- [Work required]:
In the text below about the album Sing: Chapter 1, which milestone in Wynonna Judd's career does the release celebrate?

··· Document excerpt

Studio album by Wynonna Judd
- Released: February 3, 2009
- Recorded: 2008–2009
- Genre: Country
- Length: 46:19
- Label: Curb
- Producers: Brent Maher, Don Potter

Wynonna Judd chronology
| A Classic Christmas (2006) | Sing: Chapter 1 (2009) | Love Heals (2010) |

Singles from Sing: Chapter 1
- "I Hear You Knocking" Released: March 2009; "Sing" Released: June 2009; "When I Fall in Love" Released: November 2009;

= Sing: Chapter 1 =

Sing: Chapter 1 is the seventh studio album from country music singer Wynonna Judd, released on February 3, 2009. It is her seventh solo studio album and the follow-up to her 2003 album What the World Needs Now Is Love and her holiday-themed 2006 release A Classic Christmas. This release celebrates Judd's 25th Anniversary in the music business.

Professional ratings
Aggregate scores
| Source | Rating |
| Metacritic | (70/100) |
Review scores
| Source | Rating |
| About.com | Star Half star |
| Allmusic | Star Half star |
| Country Universe | Star Half star |
| Entertainment Weekly | C |
| Norfolk Daily News | Star |
| PopMatters | Star |
| Slant Magazine | Star Half star |

==Background==
Wynonna Judd teamed up with Brent Maher and Don Potter – the duo behind the many releases that Judd had as one half of the mother-daughter duo The Judds with mom Naomi Judd.

······
··· Raw data

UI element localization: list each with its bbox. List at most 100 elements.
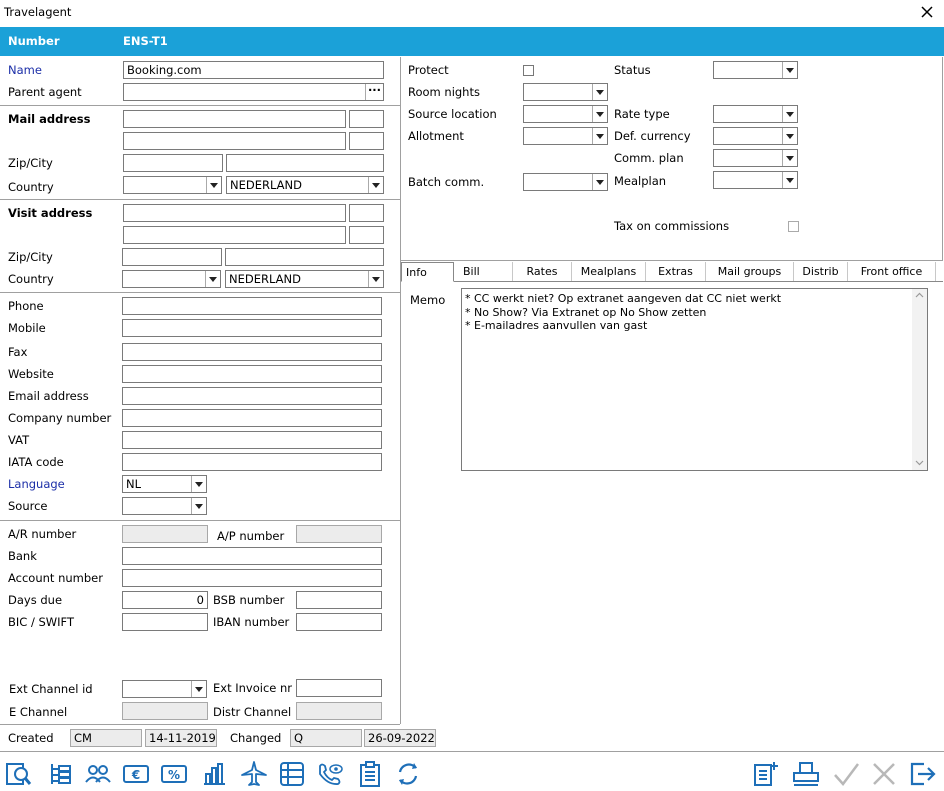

······

- [Correct output]:
Her 25th anniversary in the music business.